**Description of the task:**
In the listing below, identify each line with the word "nprocessing" and return those lines.
start Records shown
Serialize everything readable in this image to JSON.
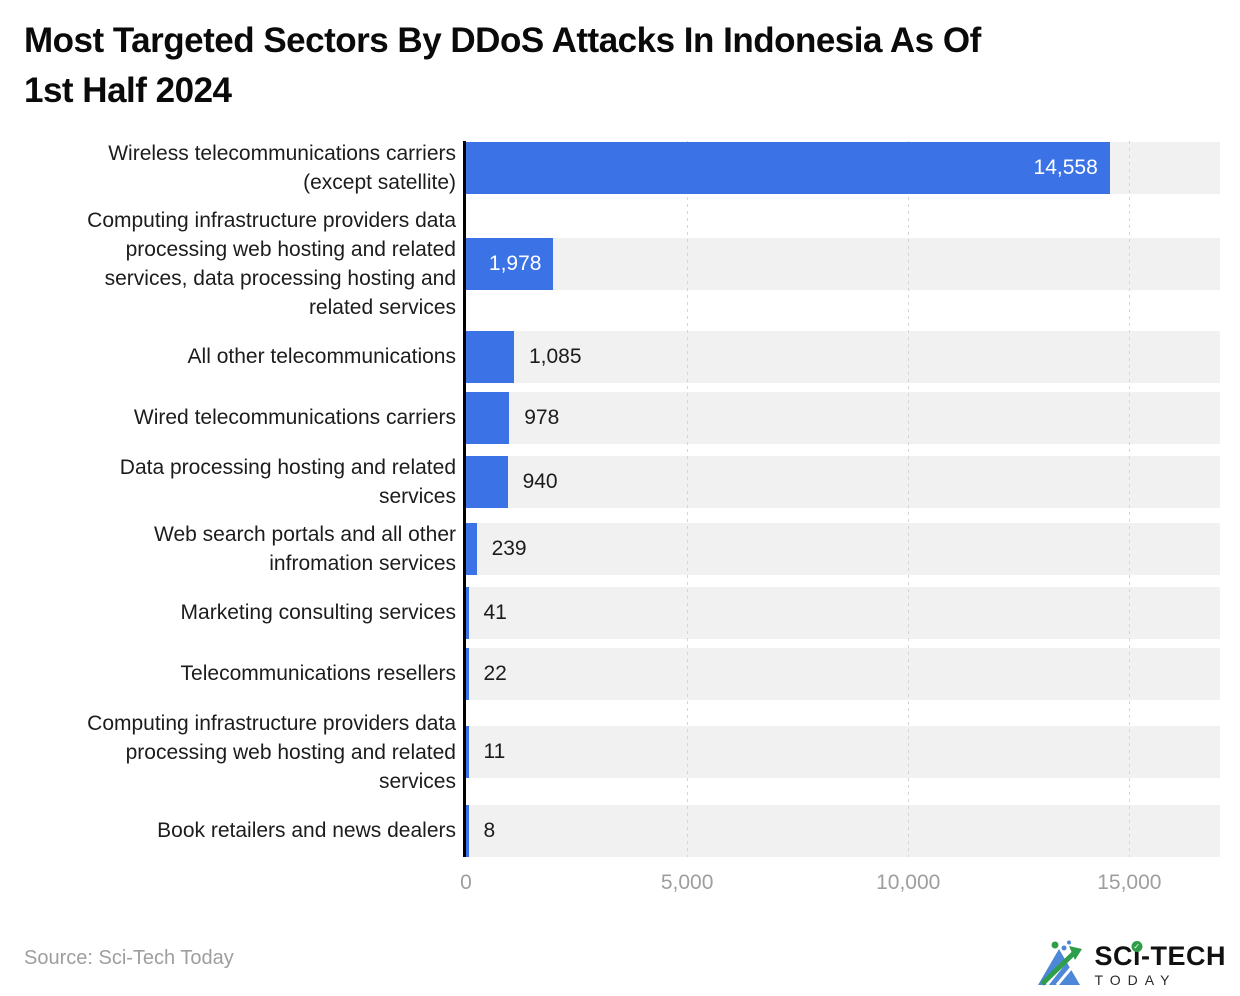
{
  "chart_data": {
    "type": "bar",
    "orientation": "horizontal",
    "title": "Most Targeted Sectors By DDoS Attacks In Indonesia As Of\n1st Half 2024",
    "categories": [
      "Wireless telecommunications carriers\n(except satellite)",
      "Computing infrastructure providers data\nprocessing web hosting and related\nservices, data processing hosting and\nrelated services",
      "All other telecommunications",
      "Wired telecommunications carriers",
      "Data processing hosting and related\nservices",
      "Web search portals and all other\ninfromation services",
      "Marketing consulting services",
      "Telecommunications resellers",
      "Computing infrastructure providers data\nprocessing web hosting and related\nservices",
      "Book retailers and news dealers"
    ],
    "values": [
      14558,
      1978,
      1085,
      978,
      940,
      239,
      41,
      22,
      11,
      8
    ],
    "value_labels": [
      "14,558",
      "1,978",
      "1,085",
      "978",
      "940",
      "239",
      "41",
      "22",
      "11",
      "8"
    ],
    "x_ticks": [
      {
        "value": 0,
        "label": "0"
      },
      {
        "value": 5000,
        "label": "5,000"
      },
      {
        "value": 10000,
        "label": "10,000"
      },
      {
        "value": 15000,
        "label": "15,000"
      }
    ],
    "xlim": [
      0,
      17050
    ],
    "xlabel": "",
    "ylabel": "",
    "grid": "vertical-dashed",
    "legend": "none",
    "colors": {
      "bar": "#3b73e6",
      "row_band": "#f1f1f1",
      "axis_line": "#000000",
      "gridline": "#d5d5d5",
      "tick_label": "#9e9e9e",
      "value_inside": "#ffffff",
      "value_outside": "#1c1c1c",
      "title": "#0a0a0a"
    }
  },
  "footer": {
    "source": "Source: Sci-Tech Today",
    "logo": {
      "brand": "SCi-TECH",
      "subtext": "TODAY",
      "check_icon": "✓"
    }
  }
}
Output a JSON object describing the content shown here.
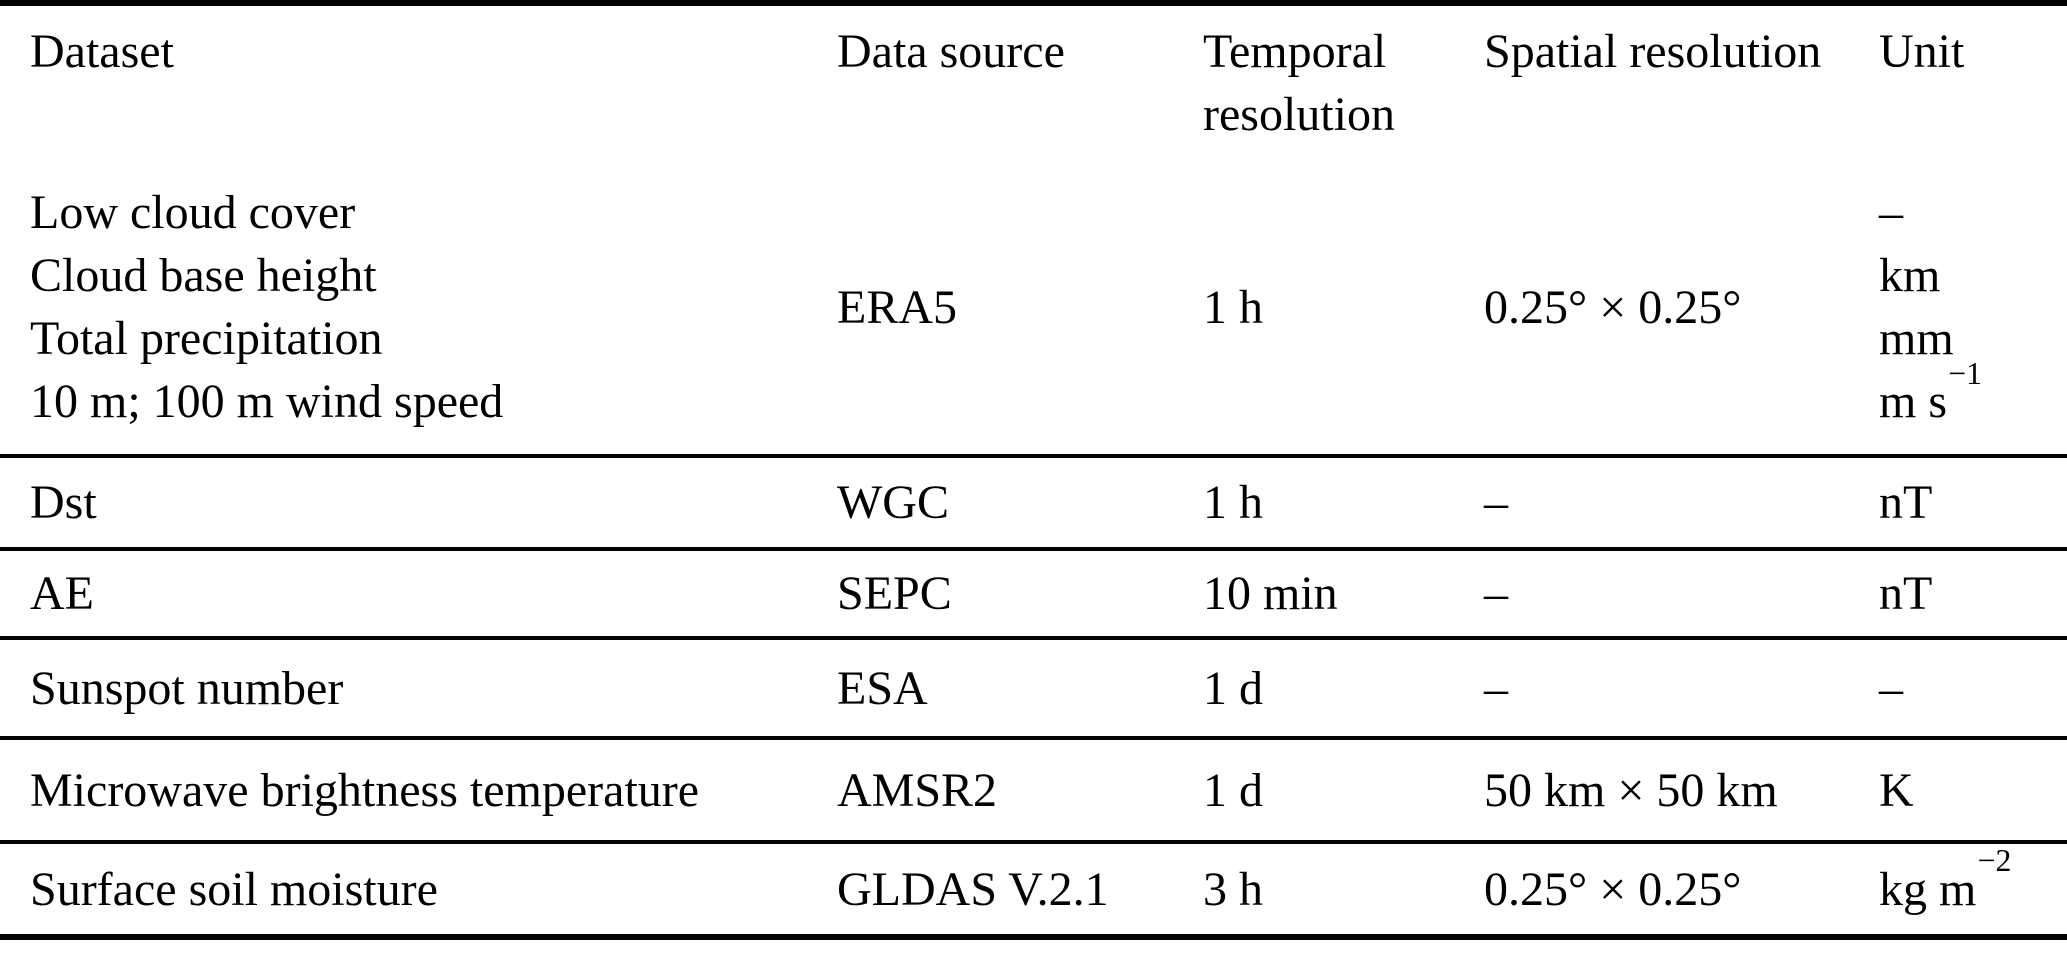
{
  "colors": {
    "background": "#ffffff",
    "text": "#000000",
    "rules": "#000000"
  },
  "table": {
    "columns": [
      {
        "label": "Dataset"
      },
      {
        "label": "Data source"
      },
      {
        "label": "Temporal resolution"
      },
      {
        "label": "Spatial resolution"
      },
      {
        "label": "Unit"
      }
    ],
    "rows": [
      {
        "dataset_lines": [
          "Low cloud cover",
          "Cloud base height",
          "Total precipitation",
          "10 m; 100 m wind speed"
        ],
        "source": "ERA5",
        "temporal": "1 h",
        "spatial": "0.25° × 0.25°",
        "unit_lines": [
          {
            "base": "–"
          },
          {
            "base": "km"
          },
          {
            "base": "mm"
          },
          {
            "base": "m s",
            "sup": "−1"
          }
        ]
      },
      {
        "dataset": "Dst",
        "source": "WGC",
        "temporal": "1 h",
        "spatial": "–",
        "unit": {
          "base": "nT"
        }
      },
      {
        "dataset": "AE",
        "source": "SEPC",
        "temporal": "10 min",
        "spatial": "–",
        "unit": {
          "base": "nT"
        }
      },
      {
        "dataset": "Sunspot number",
        "source": "ESA",
        "temporal": "1 d",
        "spatial": "–",
        "unit": {
          "base": "–"
        }
      },
      {
        "dataset": "Microwave brightness temperature",
        "source": "AMSR2",
        "temporal": "1 d",
        "spatial": "50 km × 50 km",
        "unit": {
          "base": "K"
        }
      },
      {
        "dataset": "Surface soil moisture",
        "source": "GLDAS V.2.1",
        "temporal": "3 h",
        "spatial": "0.25° × 0.25°",
        "unit": {
          "base": "kg m",
          "sup": "−2"
        }
      }
    ]
  }
}
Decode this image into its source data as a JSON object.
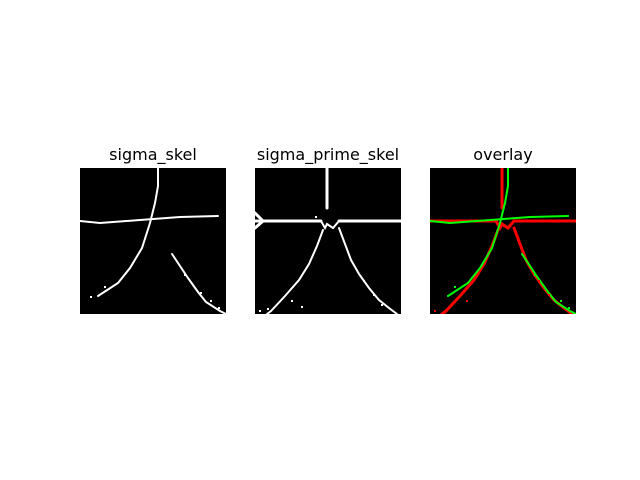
{
  "panels": [
    {
      "title": "sigma_skel"
    },
    {
      "title": "sigma_prime_skel"
    },
    {
      "title": "overlay"
    }
  ],
  "colors": {
    "background": "#000000",
    "skeleton": "#ffffff",
    "overlay_first": "#ff0000",
    "overlay_second": "#00ff00"
  }
}
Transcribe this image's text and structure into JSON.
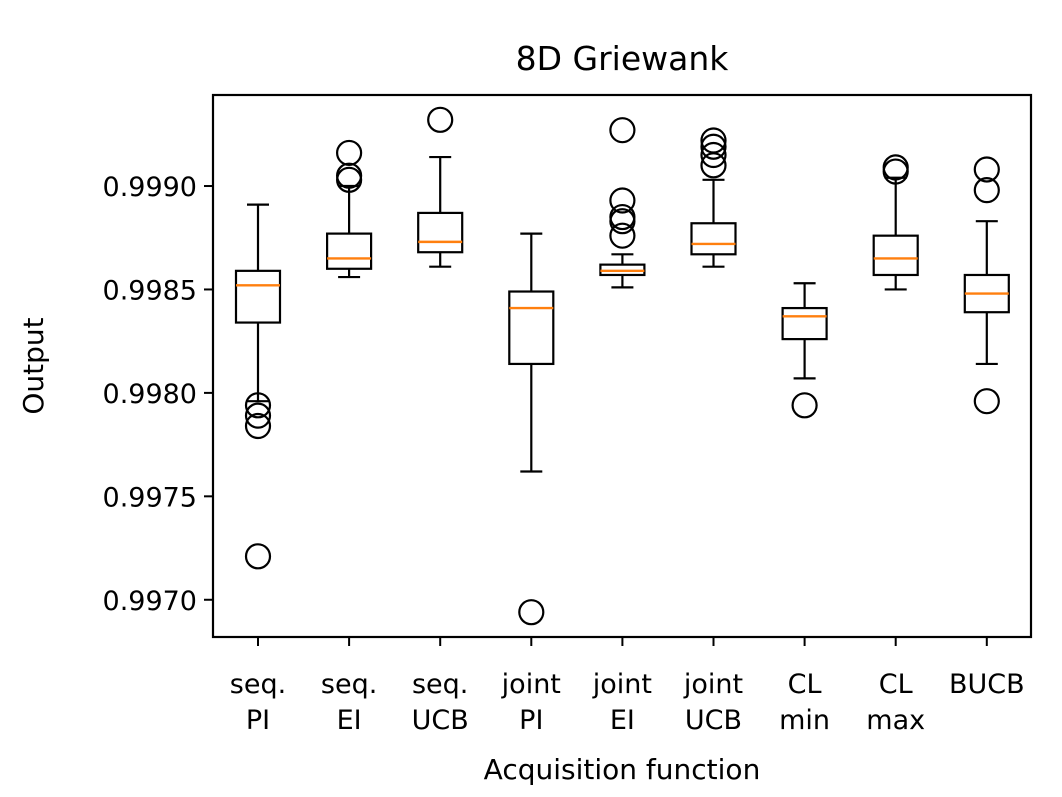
{
  "chart_data": {
    "type": "boxplot",
    "title": "8D Griewank",
    "xlabel": "Acquisition function",
    "ylabel": "Output",
    "ylim": [
      0.99682,
      0.99944
    ],
    "yticks": [
      {
        "value": 0.997,
        "label": "0.9970"
      },
      {
        "value": 0.9975,
        "label": "0.9975"
      },
      {
        "value": 0.998,
        "label": "0.9980"
      },
      {
        "value": 0.9985,
        "label": "0.9985"
      },
      {
        "value": 0.999,
        "label": "0.9990"
      }
    ],
    "categories": [
      {
        "line1": "seq.",
        "line2": "PI"
      },
      {
        "line1": "seq.",
        "line2": "EI"
      },
      {
        "line1": "seq.",
        "line2": "UCB"
      },
      {
        "line1": "joint",
        "line2": "PI"
      },
      {
        "line1": "joint",
        "line2": "EI"
      },
      {
        "line1": "joint",
        "line2": "UCB"
      },
      {
        "line1": "CL",
        "line2": "min"
      },
      {
        "line1": "CL",
        "line2": "max"
      },
      {
        "line1": "BUCB",
        "line2": ""
      }
    ],
    "boxes": [
      {
        "whislo": 0.99796,
        "q1": 0.99834,
        "med": 0.99852,
        "q3": 0.99859,
        "whishi": 0.99891,
        "fliers": [
          0.99794,
          0.99789,
          0.99784,
          0.99721
        ]
      },
      {
        "whislo": 0.99856,
        "q1": 0.9986,
        "med": 0.99865,
        "q3": 0.99877,
        "whishi": 0.999,
        "fliers": [
          0.99903,
          0.99905,
          0.99916
        ]
      },
      {
        "whislo": 0.99861,
        "q1": 0.99868,
        "med": 0.99873,
        "q3": 0.99887,
        "whishi": 0.99914,
        "fliers": [
          0.99932
        ]
      },
      {
        "whislo": 0.99762,
        "q1": 0.99814,
        "med": 0.99841,
        "q3": 0.99849,
        "whishi": 0.99877,
        "fliers": [
          0.99694
        ]
      },
      {
        "whislo": 0.99851,
        "q1": 0.99857,
        "med": 0.99859,
        "q3": 0.99862,
        "whishi": 0.99867,
        "fliers": [
          0.99876,
          0.99883,
          0.99885,
          0.99893,
          0.99927
        ]
      },
      {
        "whislo": 0.99861,
        "q1": 0.99867,
        "med": 0.99872,
        "q3": 0.99882,
        "whishi": 0.99903,
        "fliers": [
          0.9991,
          0.99915,
          0.99919,
          0.99922
        ]
      },
      {
        "whislo": 0.99807,
        "q1": 0.99826,
        "med": 0.99837,
        "q3": 0.99841,
        "whishi": 0.99853,
        "fliers": [
          0.99794
        ]
      },
      {
        "whislo": 0.9985,
        "q1": 0.99857,
        "med": 0.99865,
        "q3": 0.99876,
        "whishi": 0.99904,
        "fliers": [
          0.99907,
          0.99909
        ]
      },
      {
        "whislo": 0.99814,
        "q1": 0.99839,
        "med": 0.99848,
        "q3": 0.99857,
        "whishi": 0.99883,
        "fliers": [
          0.99796,
          0.99898,
          0.99908
        ]
      }
    ],
    "colors": {
      "box": "#000000",
      "median": "#ff7f0e",
      "axes": "#000000",
      "background": "#ffffff"
    }
  }
}
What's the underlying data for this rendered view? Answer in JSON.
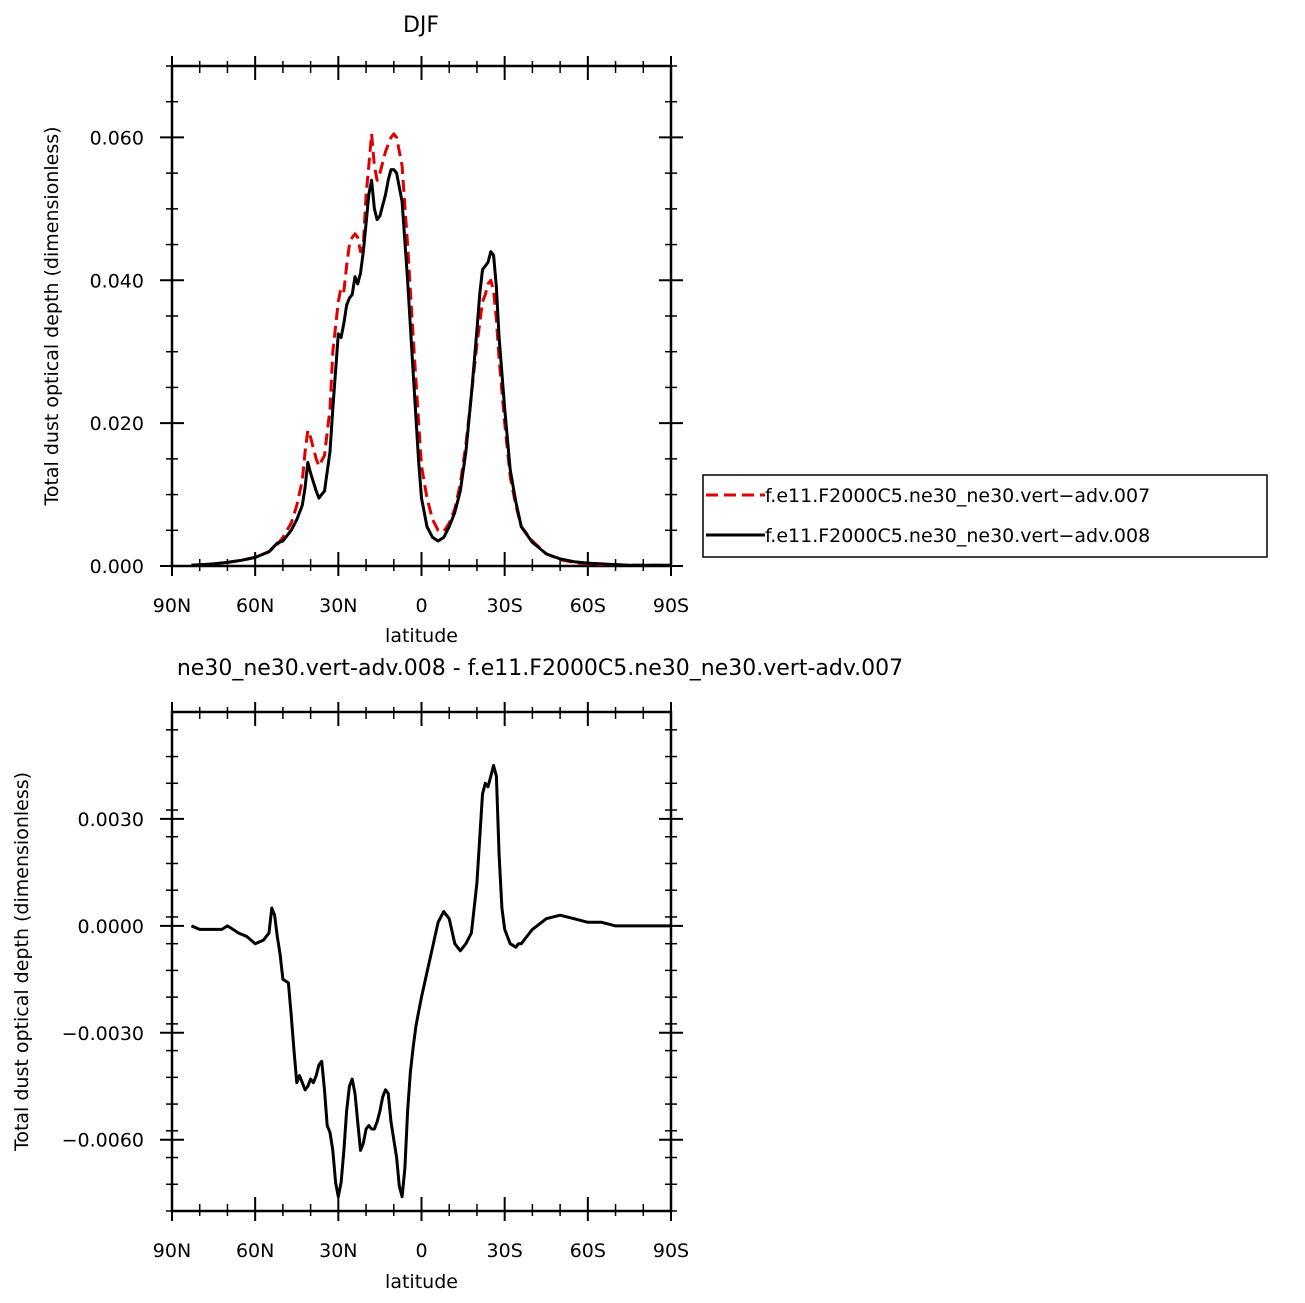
end Records shown
**Task answer:**
      "Computing infrastructure providers data\nprocessing web hosting and related\nservices, data processing hosting and\nrelated services",
      "Computing infrastructure providers data\nprocessing web hosting and related\nservices",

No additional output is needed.